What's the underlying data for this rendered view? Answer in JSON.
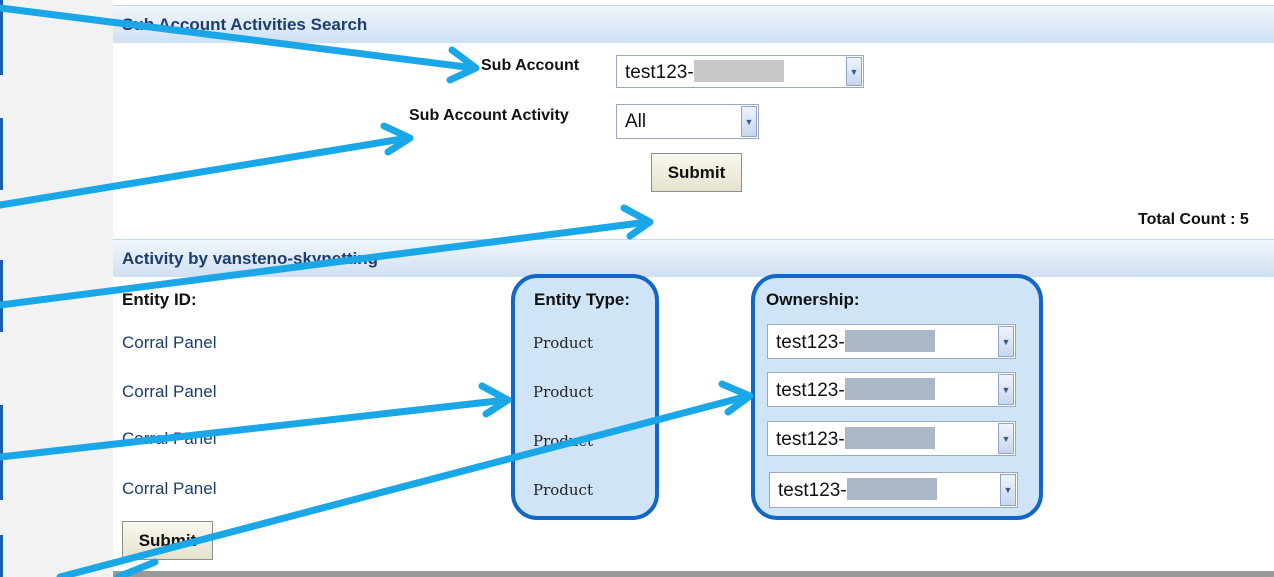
{
  "search_section": {
    "title": "Sub Account Activities Search",
    "sub_account_label": "Sub Account",
    "sub_account_value": "test123-",
    "activity_label": "Sub Account Activity",
    "activity_value": "All",
    "submit_label": "Submit",
    "total_count": "Total Count : 5"
  },
  "activity_section": {
    "title": "Activity by vansteno-skynetting",
    "col_entity_id": "Entity ID:",
    "col_entity_type": "Entity Type:",
    "col_ownership": "Ownership:",
    "rows": [
      {
        "entity_id": "Corral Panel",
        "entity_type": "Product",
        "ownership": "test123-"
      },
      {
        "entity_id": "Corral Panel",
        "entity_type": "Product",
        "ownership": "test123-"
      },
      {
        "entity_id": "Corral Panel",
        "entity_type": "Product",
        "ownership": "test123-"
      },
      {
        "entity_id": "Corral Panel",
        "entity_type": "Product",
        "ownership": "test123-"
      }
    ],
    "submit_label": "Submit"
  },
  "annotation": {
    "arrow_color": "#1aa7e8",
    "highlight_border": "#1266c8"
  }
}
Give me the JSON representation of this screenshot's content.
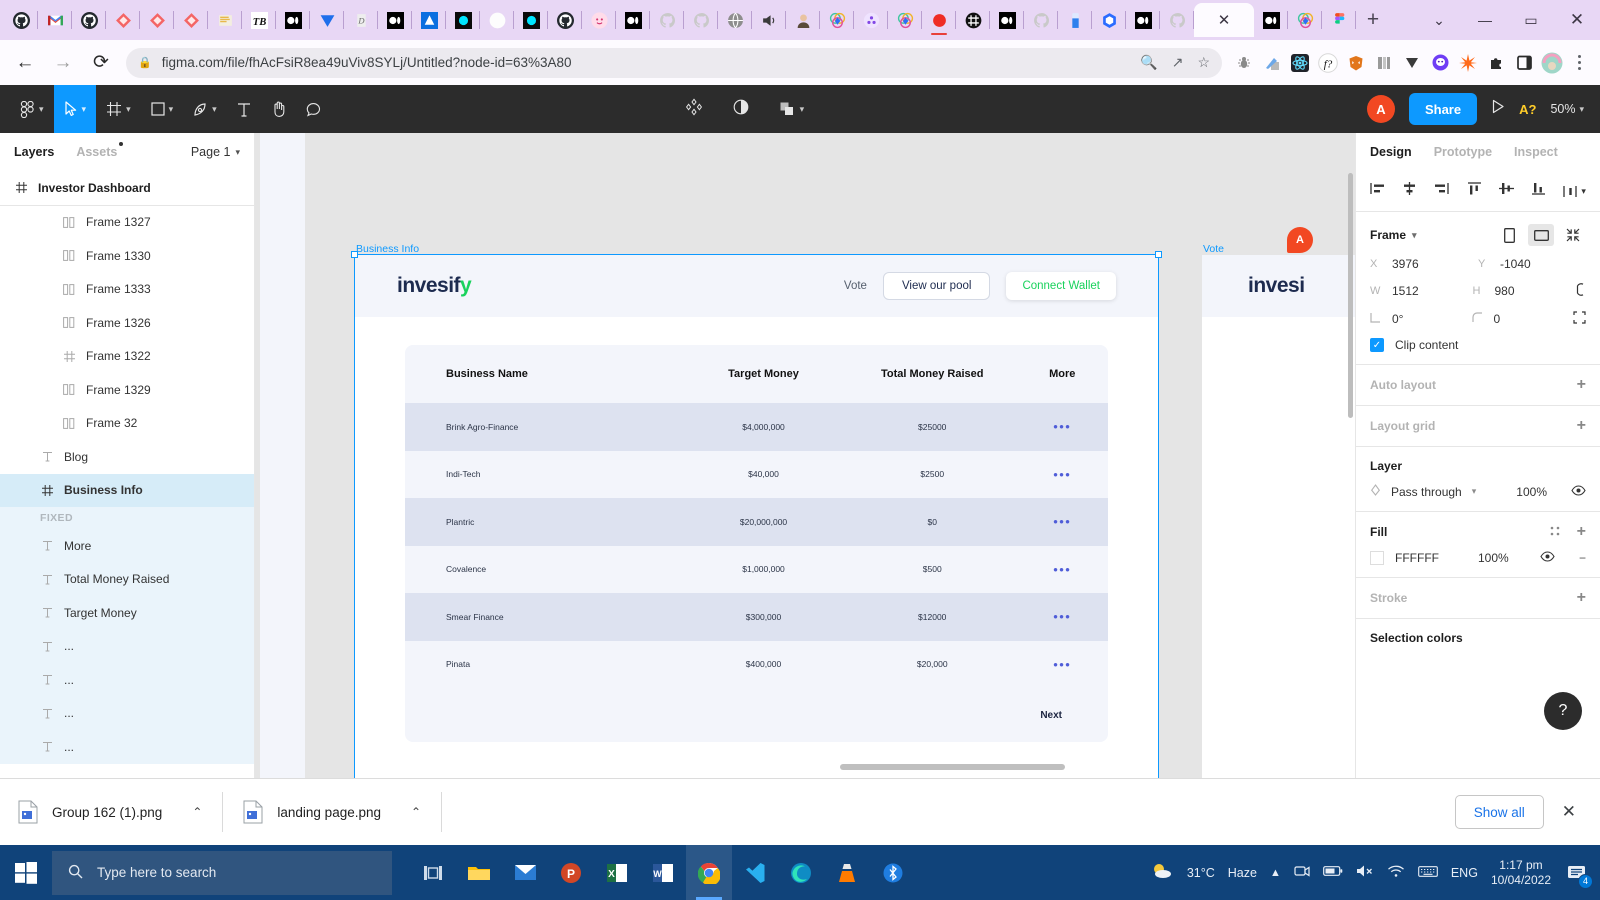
{
  "browser": {
    "url": "figma.com/file/fhAcFsiR8ea49uViv8SYLj/Untitled?node-id=63%3A80",
    "back_icon": "back-arrow-icon",
    "forward_icon": "forward-arrow-icon",
    "reload_icon": "reload-icon",
    "lock_icon": "lock-icon",
    "tabs": [
      {
        "name": "github",
        "color": "#24292f",
        "glyph": "github"
      },
      {
        "name": "gmail",
        "color": "#ea4335",
        "glyph": "gmail"
      },
      {
        "name": "github",
        "color": "#24292f",
        "glyph": "github"
      },
      {
        "name": "bitbucket",
        "color": "#f15c5c",
        "glyph": "diamond"
      },
      {
        "name": "bitbucket",
        "color": "#f15c5c",
        "glyph": "diamond"
      },
      {
        "name": "bitbucket",
        "color": "#f15c5c",
        "glyph": "diamond"
      },
      {
        "name": "doc",
        "color": "#e8c87a",
        "glyph": "doc"
      },
      {
        "name": "tb",
        "color": "#111111",
        "glyph": "tb"
      },
      {
        "name": "medium",
        "color": "#000000",
        "glyph": "medium"
      },
      {
        "name": "vercel",
        "color": "#1f6feb",
        "glyph": "triangle"
      },
      {
        "name": "script",
        "color": "#888888",
        "glyph": "script"
      },
      {
        "name": "medium",
        "color": "#000000",
        "glyph": "medium"
      },
      {
        "name": "alchemy",
        "color": "#1f6feb",
        "glyph": "alchemy"
      },
      {
        "name": "ethereum-dark",
        "color": "#00e5ff",
        "glyph": "circledark"
      },
      {
        "name": "blank",
        "color": "#ffffff",
        "glyph": "blank"
      },
      {
        "name": "ethereum-dark",
        "color": "#00e5ff",
        "glyph": "circledark"
      },
      {
        "name": "github",
        "color": "#24292f",
        "glyph": "github"
      },
      {
        "name": "pinky",
        "color": "#ff9ecb",
        "glyph": "pink"
      },
      {
        "name": "medium",
        "color": "#000000",
        "glyph": "medium"
      },
      {
        "name": "github-white",
        "color": "#ffffff",
        "glyph": "githubw"
      },
      {
        "name": "github-white",
        "color": "#ffffff",
        "glyph": "githubw"
      },
      {
        "name": "globe",
        "color": "#7a7a7a",
        "glyph": "globe"
      },
      {
        "name": "speaker",
        "color": "#444444",
        "glyph": "speaker"
      },
      {
        "name": "person",
        "color": "#9a6b4f",
        "glyph": "person"
      },
      {
        "name": "rainbow",
        "color": "#e04f9a",
        "glyph": "rainbow"
      },
      {
        "name": "polygon",
        "color": "#8247e5",
        "glyph": "polygon"
      },
      {
        "name": "rainbow",
        "color": "#e04f9a",
        "glyph": "rainbow"
      },
      {
        "name": "recording",
        "color": "#e8403a",
        "glyph": "record"
      },
      {
        "name": "hashnode",
        "color": "#111111",
        "glyph": "hash"
      },
      {
        "name": "medium",
        "color": "#000000",
        "glyph": "medium"
      },
      {
        "name": "github-white",
        "color": "#ffffff",
        "glyph": "githubw"
      },
      {
        "name": "battery",
        "color": "#2f80ed",
        "glyph": "batt"
      },
      {
        "name": "hexagon",
        "color": "#2b6cff",
        "glyph": "hex"
      },
      {
        "name": "medium",
        "color": "#000000",
        "glyph": "medium"
      },
      {
        "name": "github-white",
        "color": "#ffffff",
        "glyph": "githubw"
      },
      {
        "name": "figma-active",
        "color": "#0d99ff",
        "glyph": "close"
      },
      {
        "name": "medium",
        "color": "#000000",
        "glyph": "medium"
      },
      {
        "name": "rainbow",
        "color": "#e04f9a",
        "glyph": "rainbow"
      },
      {
        "name": "figma",
        "color": "#f24e1e",
        "glyph": "figma"
      }
    ],
    "newtab_label": "+",
    "window_controls": {
      "minimize": "—",
      "maximize": "▭",
      "close": "✕",
      "chevron": "⌄"
    },
    "omnibox_actions": [
      "search-icon",
      "share-icon",
      "bookmark-star-icon"
    ],
    "extensions": [
      "bug-icon",
      "eyedropper-icon",
      "react-devtools-icon",
      "fonts-ninja-icon",
      "metamask-icon",
      "reading-list-icon",
      "vercel-icon",
      "phantom-icon",
      "starburst-icon",
      "puzzle-icon",
      "sidepanel-icon",
      "profile-avatar-icon",
      "chrome-menu-icon"
    ]
  },
  "figma": {
    "toolbar": {
      "menu_icon": "figma-logo-icon",
      "tools": [
        "move-tool-icon",
        "frame-tool-icon",
        "shape-tool-icon",
        "pen-tool-icon",
        "text-tool-icon",
        "hand-tool-icon",
        "comment-tool-icon"
      ],
      "center": [
        "components-icon",
        "mask-icon",
        "boolean-icon"
      ],
      "avatar_initial": "A",
      "share_label": "Share",
      "present_icon": "play-icon",
      "font_label": "A?",
      "zoom_label": "50%"
    },
    "left_panel": {
      "tabs": [
        {
          "label": "Layers",
          "active": true
        },
        {
          "label": "Assets",
          "active": false
        }
      ],
      "page_label": "Page 1",
      "root_layer": {
        "label": "Investor Dashboard",
        "icon": "frame-icon"
      },
      "layers": [
        {
          "label": "Frame 1327",
          "icon": "component-icon",
          "indent": 1,
          "selected": false
        },
        {
          "label": "Frame 1330",
          "icon": "component-icon",
          "indent": 1,
          "selected": false
        },
        {
          "label": "Frame 1333",
          "icon": "component-icon",
          "indent": 1,
          "selected": false
        },
        {
          "label": "Frame 1326",
          "icon": "component-icon",
          "indent": 1,
          "selected": false
        },
        {
          "label": "Frame 1322",
          "icon": "frame-icon",
          "indent": 1,
          "selected": false
        },
        {
          "label": "Frame 1329",
          "icon": "component-icon",
          "indent": 1,
          "selected": false
        },
        {
          "label": "Frame 32",
          "icon": "component-icon",
          "indent": 1,
          "selected": false
        },
        {
          "label": "Blog",
          "icon": "text-icon",
          "indent": 0,
          "selected": false
        },
        {
          "label": "Business Info",
          "icon": "frame-icon",
          "indent": 0,
          "selected": true
        }
      ],
      "fixed_label": "FIXED",
      "fixed_layers": [
        {
          "label": "More",
          "icon": "text-icon"
        },
        {
          "label": "Total Money Raised",
          "icon": "text-icon"
        },
        {
          "label": "Target Money",
          "icon": "text-icon"
        },
        {
          "label": "...",
          "icon": "text-icon"
        },
        {
          "label": "...",
          "icon": "text-icon"
        },
        {
          "label": "...",
          "icon": "text-icon"
        },
        {
          "label": "...",
          "icon": "text-icon"
        }
      ]
    },
    "canvas": {
      "frame_label": "Business Info",
      "frame2_label": "Vote",
      "comment_avatar": "A",
      "site": {
        "logo_main": "invesif",
        "logo_accent": "y",
        "nav_vote": "Vote",
        "btn_view_pool": "View our pool",
        "btn_connect_wallet": "Connect Wallet",
        "accent_green": "#19d25c"
      },
      "table": {
        "columns": [
          "Business Name",
          "Target Money",
          "Total Money Raised",
          "More"
        ],
        "rows": [
          {
            "name": "Brink Agro-Finance",
            "target": "$4,000,000",
            "raised": "$25000",
            "more": "•••"
          },
          {
            "name": "Indi-Tech",
            "target": "$40,000",
            "raised": "$2500",
            "more": "•••"
          },
          {
            "name": "Plantric",
            "target": "$20,000,000",
            "raised": "$0",
            "more": "•••"
          },
          {
            "name": "Covalence",
            "target": "$1,000,000",
            "raised": "$500",
            "more": "•••"
          },
          {
            "name": "Smear Finance",
            "target": "$300,000",
            "raised": "$12000",
            "more": "•••"
          },
          {
            "name": "Pinata",
            "target": "$400,000",
            "raised": "$20,000",
            "more": "•••"
          }
        ],
        "next_label": "Next"
      },
      "frame2_logo": "invesi"
    },
    "right_panel": {
      "tabs": [
        {
          "label": "Design",
          "active": true
        },
        {
          "label": "Prototype",
          "active": false
        },
        {
          "label": "Inspect",
          "active": false
        }
      ],
      "align_icons": [
        "align-left-icon",
        "align-horizontal-center-icon",
        "align-right-icon",
        "align-top-icon",
        "align-vertical-center-icon",
        "align-bottom-icon",
        "distribute-icon"
      ],
      "frame": {
        "type_label": "Frame",
        "x_key": "X",
        "x_value": "3976",
        "y_key": "Y",
        "y_value": "-1040",
        "w_key": "W",
        "w_value": "1512",
        "h_key": "H",
        "h_value": "980",
        "rotation_value": "0°",
        "corner_value": "0",
        "clip_content_label": "Clip content",
        "clip_content_checked": true
      },
      "auto_layout_label": "Auto layout",
      "layout_grid_label": "Layout grid",
      "layer": {
        "title": "Layer",
        "blend_mode": "Pass through",
        "opacity": "100%",
        "visible_icon": "eye-icon"
      },
      "fill": {
        "title": "Fill",
        "hex": "FFFFFF",
        "opacity": "100%",
        "visible_icon": "eye-icon",
        "remove_icon": "minus-icon"
      },
      "stroke_label": "Stroke",
      "selection_colors_label": "Selection colors",
      "help_label": "?"
    }
  },
  "downloads": {
    "items": [
      {
        "name": "Group 162 (1).png",
        "chevron": "⌃"
      },
      {
        "name": "landing page.png",
        "chevron": "⌃"
      }
    ],
    "show_all_label": "Show all",
    "close_label": "✕"
  },
  "taskbar": {
    "search_placeholder": "Type here to search",
    "start_icon": "windows-start-icon",
    "apps": [
      "task-view-icon",
      "file-explorer-icon",
      "mail-icon",
      "powerpoint-icon",
      "excel-icon",
      "word-icon",
      "chrome-icon",
      "vscode-icon",
      "edge-icon",
      "vlc-icon",
      "bluetooth-icon"
    ],
    "weather_temp": "31°C",
    "weather_desc": "Haze",
    "tray_icons": [
      "show-hidden-icons-chevron",
      "camera-icon",
      "battery-icon",
      "volume-muted-icon",
      "wifi-icon",
      "keyboard-icon"
    ],
    "language": "ENG",
    "time": "1:17 pm",
    "date": "10/04/2022",
    "notification_count": "4"
  }
}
■ ■ ■
## WHAT TO DO
Show every line of the listing in which the string "Info" can be found.

## EXERCISE SOLUTION
          "label": "Business Info",
      "frame_label": "Business Info",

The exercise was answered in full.